**Extracted data**
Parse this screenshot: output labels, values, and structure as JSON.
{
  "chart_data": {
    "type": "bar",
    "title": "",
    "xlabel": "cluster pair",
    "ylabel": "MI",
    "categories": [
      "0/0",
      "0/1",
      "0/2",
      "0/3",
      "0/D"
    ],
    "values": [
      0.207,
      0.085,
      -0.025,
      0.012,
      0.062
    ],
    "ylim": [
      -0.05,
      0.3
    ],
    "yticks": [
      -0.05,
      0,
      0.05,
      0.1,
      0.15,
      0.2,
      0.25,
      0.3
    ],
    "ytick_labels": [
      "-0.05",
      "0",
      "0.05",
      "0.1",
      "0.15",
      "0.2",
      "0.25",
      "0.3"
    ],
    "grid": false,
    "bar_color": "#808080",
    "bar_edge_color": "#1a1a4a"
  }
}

* * *

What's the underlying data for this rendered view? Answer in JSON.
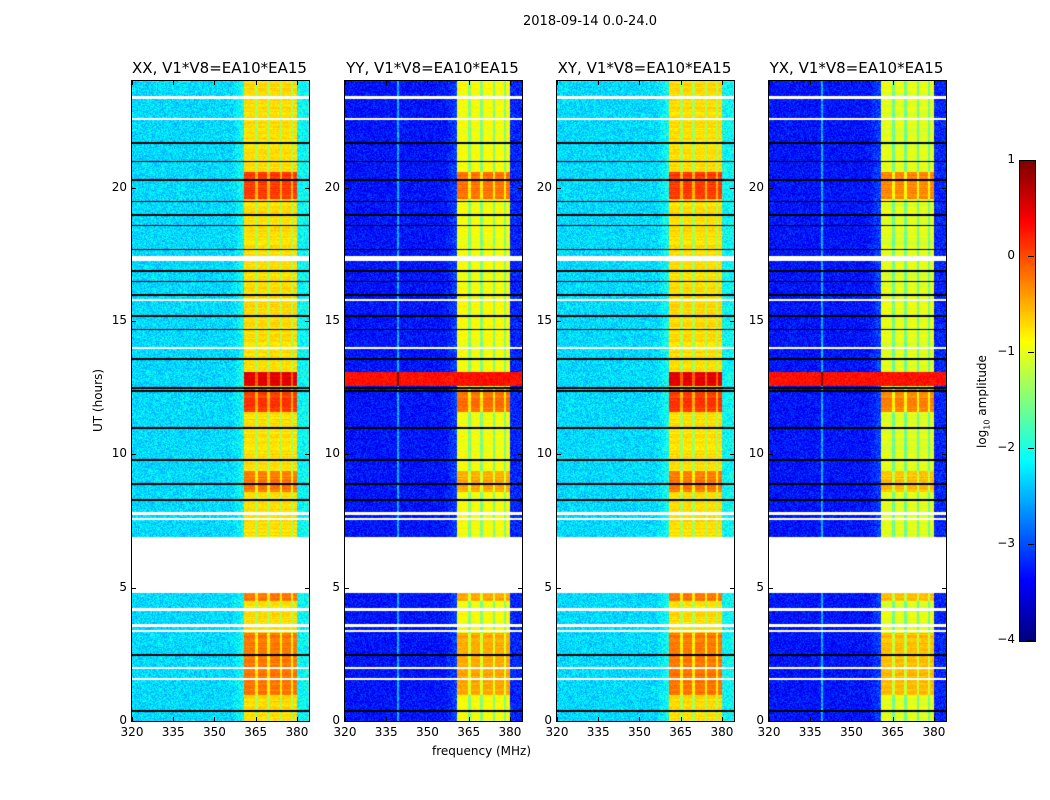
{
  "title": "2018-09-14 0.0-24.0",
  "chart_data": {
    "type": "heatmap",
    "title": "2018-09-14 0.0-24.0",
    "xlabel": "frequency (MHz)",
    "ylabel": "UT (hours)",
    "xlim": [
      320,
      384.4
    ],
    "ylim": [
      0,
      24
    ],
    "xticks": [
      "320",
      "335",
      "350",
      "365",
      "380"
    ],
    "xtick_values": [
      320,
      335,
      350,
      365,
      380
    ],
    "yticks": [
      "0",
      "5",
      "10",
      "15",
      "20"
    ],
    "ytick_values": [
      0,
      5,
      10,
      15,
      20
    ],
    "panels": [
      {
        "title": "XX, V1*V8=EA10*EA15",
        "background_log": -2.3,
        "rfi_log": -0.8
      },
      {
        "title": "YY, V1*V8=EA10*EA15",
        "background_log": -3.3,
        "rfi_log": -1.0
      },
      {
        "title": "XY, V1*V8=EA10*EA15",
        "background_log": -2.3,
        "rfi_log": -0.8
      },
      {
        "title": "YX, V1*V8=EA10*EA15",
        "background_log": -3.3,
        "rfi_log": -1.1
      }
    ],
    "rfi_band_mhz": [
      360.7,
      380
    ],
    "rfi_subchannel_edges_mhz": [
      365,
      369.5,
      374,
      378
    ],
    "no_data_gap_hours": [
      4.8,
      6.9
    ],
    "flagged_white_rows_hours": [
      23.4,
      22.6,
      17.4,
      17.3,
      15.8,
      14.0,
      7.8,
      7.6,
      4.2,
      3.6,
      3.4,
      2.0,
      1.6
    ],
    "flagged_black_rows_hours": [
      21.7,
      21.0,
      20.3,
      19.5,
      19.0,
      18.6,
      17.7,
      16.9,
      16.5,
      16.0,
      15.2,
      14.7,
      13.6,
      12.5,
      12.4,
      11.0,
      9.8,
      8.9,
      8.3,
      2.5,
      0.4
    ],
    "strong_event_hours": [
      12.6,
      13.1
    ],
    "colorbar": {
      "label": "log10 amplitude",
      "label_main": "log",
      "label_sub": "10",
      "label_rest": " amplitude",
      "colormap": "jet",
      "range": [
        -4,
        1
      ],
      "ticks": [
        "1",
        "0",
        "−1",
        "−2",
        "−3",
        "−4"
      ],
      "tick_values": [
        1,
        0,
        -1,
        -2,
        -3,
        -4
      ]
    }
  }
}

**The task**
Show every line in the entries where the string "JSON" occurs.

**Result below**
Parse this screenshot: output labels, values, and structure as JSON.
What's the underlying data for this rendered view? Answer in JSON.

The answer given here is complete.